§ SOURCE DATA:
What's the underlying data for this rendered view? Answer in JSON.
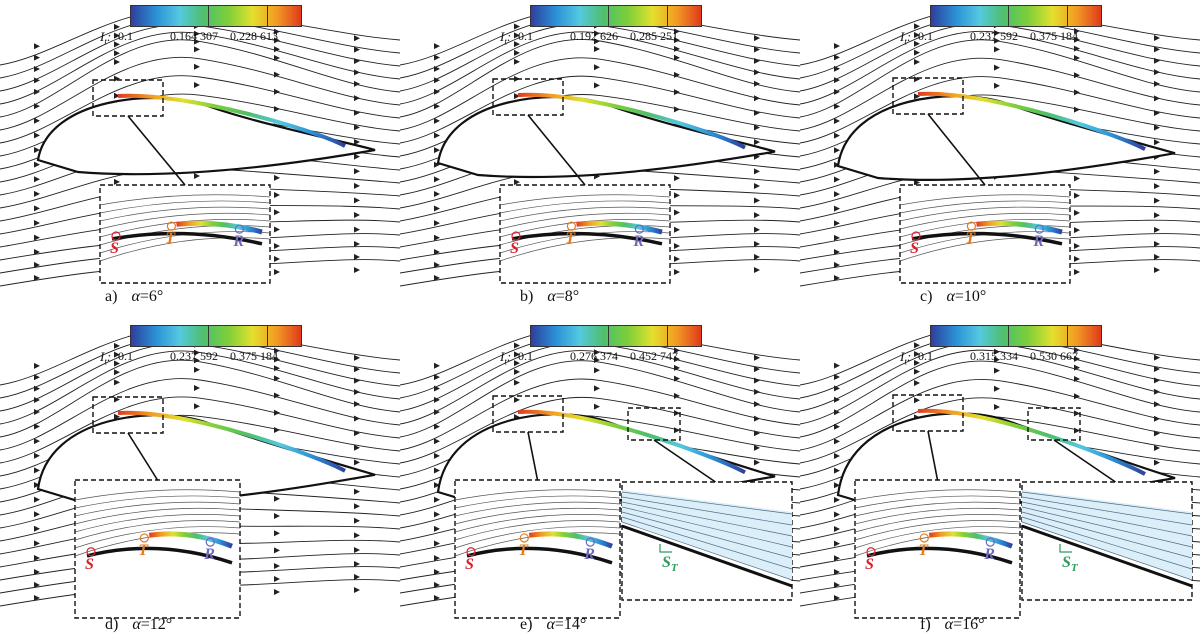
{
  "colormap_label": "I",
  "colormap_sub": "t",
  "colormap_colors": [
    "#2f3f9c",
    "#2b8fd6",
    "#54c8e0",
    "#4fbf6b",
    "#7ccf3a",
    "#e3e02e",
    "#f29a22",
    "#e03a1e"
  ],
  "marker_colors": {
    "S": "#d8202a",
    "T": "#e07a1c",
    "R": "#6a6ab8",
    "ST": "#2c9a5a"
  },
  "panels": [
    {
      "id": "a",
      "caption_letter": "a)",
      "alpha_symbol": "α",
      "alpha_value": "=6°",
      "ticks": [
        "0.1",
        "0.164 307",
        "0.228 613"
      ],
      "markers": [
        "S",
        "T",
        "R"
      ]
    },
    {
      "id": "b",
      "caption_letter": "b)",
      "alpha_symbol": "α",
      "alpha_value": "=8°",
      "ticks": [
        "0.1",
        "0.192 626",
        "0.285 251"
      ],
      "markers": [
        "S",
        "T",
        "R"
      ]
    },
    {
      "id": "c",
      "caption_letter": "c)",
      "alpha_symbol": "α",
      "alpha_value": "=10°",
      "ticks": [
        "0.1",
        "0.237 592",
        "0.375 184"
      ],
      "markers": [
        "S",
        "T",
        "R"
      ]
    },
    {
      "id": "d",
      "caption_letter": "d)",
      "alpha_symbol": "α",
      "alpha_value": "=12°",
      "ticks": [
        "0.1",
        "0.237 592",
        "0.375 184"
      ],
      "markers": [
        "S",
        "T",
        "R"
      ]
    },
    {
      "id": "e",
      "caption_letter": "e)",
      "alpha_symbol": "α",
      "alpha_value": "=14°",
      "ticks": [
        "0.1",
        "0.276 374",
        "0.452 747"
      ],
      "markers": [
        "S",
        "T",
        "R",
        "ST"
      ]
    },
    {
      "id": "f",
      "caption_letter": "f)",
      "alpha_symbol": "α",
      "alpha_value": "=16°",
      "ticks": [
        "0.1",
        "0.315 334",
        "0.530 667"
      ],
      "markers": [
        "S",
        "T",
        "R",
        "ST"
      ]
    }
  ],
  "marker_text": {
    "S": "S",
    "T": "T",
    "R": "R",
    "ST_main": "S",
    "ST_sub": "T"
  }
}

§ TO DO: Retype the listing exactly. Pictures do not belong in the copy.

§ SOLUTION:
What's the underlying data for this rendered view? Answer in JSON.
{
  "colormap_label": "I",
  "colormap_sub": "t",
  "colormap_colors": [
    "#2f3f9c",
    "#2b8fd6",
    "#54c8e0",
    "#4fbf6b",
    "#7ccf3a",
    "#e3e02e",
    "#f29a22",
    "#e03a1e"
  ],
  "marker_colors": {
    "S": "#d8202a",
    "T": "#e07a1c",
    "R": "#6a6ab8",
    "ST": "#2c9a5a"
  },
  "panels": [
    {
      "id": "a",
      "caption_letter": "a)",
      "alpha_symbol": "α",
      "alpha_value": "=6°",
      "ticks": [
        "0.1",
        "0.164 307",
        "0.228 613"
      ],
      "markers": [
        "S",
        "T",
        "R"
      ]
    },
    {
      "id": "b",
      "caption_letter": "b)",
      "alpha_symbol": "α",
      "alpha_value": "=8°",
      "ticks": [
        "0.1",
        "0.192 626",
        "0.285 251"
      ],
      "markers": [
        "S",
        "T",
        "R"
      ]
    },
    {
      "id": "c",
      "caption_letter": "c)",
      "alpha_symbol": "α",
      "alpha_value": "=10°",
      "ticks": [
        "0.1",
        "0.237 592",
        "0.375 184"
      ],
      "markers": [
        "S",
        "T",
        "R"
      ]
    },
    {
      "id": "d",
      "caption_letter": "d)",
      "alpha_symbol": "α",
      "alpha_value": "=12°",
      "ticks": [
        "0.1",
        "0.237 592",
        "0.375 184"
      ],
      "markers": [
        "S",
        "T",
        "R"
      ]
    },
    {
      "id": "e",
      "caption_letter": "e)",
      "alpha_symbol": "α",
      "alpha_value": "=14°",
      "ticks": [
        "0.1",
        "0.276 374",
        "0.452 747"
      ],
      "markers": [
        "S",
        "T",
        "R",
        "ST"
      ]
    },
    {
      "id": "f",
      "caption_letter": "f)",
      "alpha_symbol": "α",
      "alpha_value": "=16°",
      "ticks": [
        "0.1",
        "0.315 334",
        "0.530 667"
      ],
      "markers": [
        "S",
        "T",
        "R",
        "ST"
      ]
    }
  ],
  "marker_text": {
    "S": "S",
    "T": "T",
    "R": "R",
    "ST_main": "S",
    "ST_sub": "T"
  }
}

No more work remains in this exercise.